[start of Items]

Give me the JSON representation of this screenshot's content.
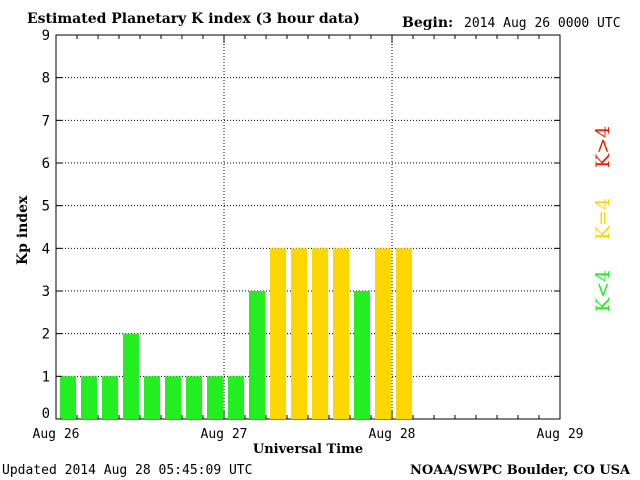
{
  "header": {
    "title": "Estimated Planetary K index (3 hour data)",
    "begin_label": "Begin:",
    "begin_value": "2014 Aug 26 0000 UTC"
  },
  "footer": {
    "updated": "Updated 2014 Aug 28 05:45:09 UTC",
    "source": "NOAA/SWPC Boulder, CO USA"
  },
  "legend": [
    {
      "label": "K<4",
      "color": "#22ee22"
    },
    {
      "label": "K=4",
      "color": "#ffd700"
    },
    {
      "label": "K>4",
      "color": "#ee2200"
    }
  ],
  "chart_data": {
    "type": "bar",
    "ylabel": "Kp index",
    "xlabel": "Universal Time",
    "ylim": [
      0,
      9
    ],
    "yticks": [
      0,
      1,
      2,
      3,
      4,
      5,
      6,
      7,
      8,
      9
    ],
    "x_tick_labels": [
      "Aug 26",
      "Aug 27",
      "Aug 28",
      "Aug 29"
    ],
    "bins_per_day": 8,
    "days": 3,
    "values": [
      1,
      1,
      1,
      2,
      1,
      1,
      1,
      1,
      1,
      3,
      4,
      4,
      4,
      4,
      3,
      4,
      4
    ],
    "grid": "dotted",
    "colors": {
      "low": "#22ee22",
      "equal": "#ffd700",
      "high": "#ee2200"
    }
  }
}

[end of Items]

What you should do: Skip the pictures, then retype every line above exactly.

Answer for this exercise:
Give me the JSON representation of this screenshot's content.
{
  "header": {
    "title": "Estimated Planetary K index (3 hour data)",
    "begin_label": "Begin:",
    "begin_value": "2014 Aug 26 0000 UTC"
  },
  "footer": {
    "updated": "Updated 2014 Aug 28 05:45:09 UTC",
    "source": "NOAA/SWPC Boulder, CO USA"
  },
  "legend": [
    {
      "label": "K<4",
      "color": "#22ee22"
    },
    {
      "label": "K=4",
      "color": "#ffd700"
    },
    {
      "label": "K>4",
      "color": "#ee2200"
    }
  ],
  "chart_data": {
    "type": "bar",
    "ylabel": "Kp index",
    "xlabel": "Universal Time",
    "ylim": [
      0,
      9
    ],
    "yticks": [
      0,
      1,
      2,
      3,
      4,
      5,
      6,
      7,
      8,
      9
    ],
    "x_tick_labels": [
      "Aug 26",
      "Aug 27",
      "Aug 28",
      "Aug 29"
    ],
    "bins_per_day": 8,
    "days": 3,
    "values": [
      1,
      1,
      1,
      2,
      1,
      1,
      1,
      1,
      1,
      3,
      4,
      4,
      4,
      4,
      3,
      4,
      4
    ],
    "grid": "dotted",
    "colors": {
      "low": "#22ee22",
      "equal": "#ffd700",
      "high": "#ee2200"
    }
  }
}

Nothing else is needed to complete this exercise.